===== DATASET ROWS

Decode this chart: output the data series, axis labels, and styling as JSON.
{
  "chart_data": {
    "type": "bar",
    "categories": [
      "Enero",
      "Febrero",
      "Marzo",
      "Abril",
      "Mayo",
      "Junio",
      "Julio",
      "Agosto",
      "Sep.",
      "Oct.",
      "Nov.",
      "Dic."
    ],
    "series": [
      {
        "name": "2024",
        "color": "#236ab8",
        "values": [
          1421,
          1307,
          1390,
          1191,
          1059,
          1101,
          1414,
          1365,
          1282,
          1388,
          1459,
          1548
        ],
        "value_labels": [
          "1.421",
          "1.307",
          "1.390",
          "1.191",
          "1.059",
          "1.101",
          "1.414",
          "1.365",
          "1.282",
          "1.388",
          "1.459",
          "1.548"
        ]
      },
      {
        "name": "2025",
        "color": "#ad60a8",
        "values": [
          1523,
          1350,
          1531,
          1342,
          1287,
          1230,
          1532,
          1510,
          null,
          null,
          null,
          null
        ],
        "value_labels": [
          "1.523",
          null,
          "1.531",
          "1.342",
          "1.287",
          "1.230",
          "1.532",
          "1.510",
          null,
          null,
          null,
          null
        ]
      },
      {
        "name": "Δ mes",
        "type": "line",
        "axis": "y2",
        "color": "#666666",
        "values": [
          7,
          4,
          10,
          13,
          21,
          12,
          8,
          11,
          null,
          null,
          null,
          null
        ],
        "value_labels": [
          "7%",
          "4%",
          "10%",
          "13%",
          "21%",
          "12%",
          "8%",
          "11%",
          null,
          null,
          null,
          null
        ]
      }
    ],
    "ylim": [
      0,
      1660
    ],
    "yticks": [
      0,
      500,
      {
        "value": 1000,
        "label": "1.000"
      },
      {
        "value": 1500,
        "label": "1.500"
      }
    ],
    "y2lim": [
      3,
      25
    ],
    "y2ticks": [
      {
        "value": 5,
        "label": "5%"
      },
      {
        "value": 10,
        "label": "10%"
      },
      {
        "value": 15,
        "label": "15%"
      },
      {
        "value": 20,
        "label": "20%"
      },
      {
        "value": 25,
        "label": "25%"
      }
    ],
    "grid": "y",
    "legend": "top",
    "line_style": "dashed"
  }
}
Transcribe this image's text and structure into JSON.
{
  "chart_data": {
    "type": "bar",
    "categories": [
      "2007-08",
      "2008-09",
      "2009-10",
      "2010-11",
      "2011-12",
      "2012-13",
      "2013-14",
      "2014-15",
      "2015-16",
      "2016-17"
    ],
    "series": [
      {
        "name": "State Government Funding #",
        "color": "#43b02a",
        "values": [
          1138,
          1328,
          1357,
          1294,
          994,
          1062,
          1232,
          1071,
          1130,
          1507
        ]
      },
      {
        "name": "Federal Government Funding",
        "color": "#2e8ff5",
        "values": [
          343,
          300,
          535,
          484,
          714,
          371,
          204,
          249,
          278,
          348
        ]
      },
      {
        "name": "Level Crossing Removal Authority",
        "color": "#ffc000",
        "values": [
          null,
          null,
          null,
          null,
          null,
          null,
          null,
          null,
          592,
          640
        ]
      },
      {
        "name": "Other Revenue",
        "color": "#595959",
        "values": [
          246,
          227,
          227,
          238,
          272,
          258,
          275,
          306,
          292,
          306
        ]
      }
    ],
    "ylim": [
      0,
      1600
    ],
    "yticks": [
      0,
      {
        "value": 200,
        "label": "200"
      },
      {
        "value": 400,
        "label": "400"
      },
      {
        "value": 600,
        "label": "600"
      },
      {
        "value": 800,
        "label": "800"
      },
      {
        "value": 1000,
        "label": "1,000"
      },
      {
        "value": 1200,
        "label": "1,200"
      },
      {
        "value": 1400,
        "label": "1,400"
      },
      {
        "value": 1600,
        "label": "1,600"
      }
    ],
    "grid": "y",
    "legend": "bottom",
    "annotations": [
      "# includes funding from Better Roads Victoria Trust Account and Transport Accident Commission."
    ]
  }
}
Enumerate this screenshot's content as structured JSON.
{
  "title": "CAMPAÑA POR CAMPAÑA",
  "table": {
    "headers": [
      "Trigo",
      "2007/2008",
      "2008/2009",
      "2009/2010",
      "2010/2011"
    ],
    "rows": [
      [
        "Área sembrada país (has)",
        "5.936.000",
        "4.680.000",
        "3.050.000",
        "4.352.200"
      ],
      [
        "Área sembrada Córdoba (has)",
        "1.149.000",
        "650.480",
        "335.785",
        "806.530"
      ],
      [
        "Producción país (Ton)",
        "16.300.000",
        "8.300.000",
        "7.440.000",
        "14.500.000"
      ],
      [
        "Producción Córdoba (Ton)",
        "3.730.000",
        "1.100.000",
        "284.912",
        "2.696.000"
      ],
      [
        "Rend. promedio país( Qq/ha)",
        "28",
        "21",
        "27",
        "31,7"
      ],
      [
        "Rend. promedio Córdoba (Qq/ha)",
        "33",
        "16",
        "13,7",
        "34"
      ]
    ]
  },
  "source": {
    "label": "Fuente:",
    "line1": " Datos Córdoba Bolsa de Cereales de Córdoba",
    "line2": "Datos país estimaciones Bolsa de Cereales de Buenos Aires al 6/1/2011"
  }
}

==========

(WHAT NEEDS TO BE DONE)
Scan the material above. Copy each line where "JSON" occurs.

(THE RESULT)
Decode this chart: output the data series, axis labels, and styling as JSON.
Transcribe this image's text and structure into JSON.
Enumerate this screenshot's content as structured JSON.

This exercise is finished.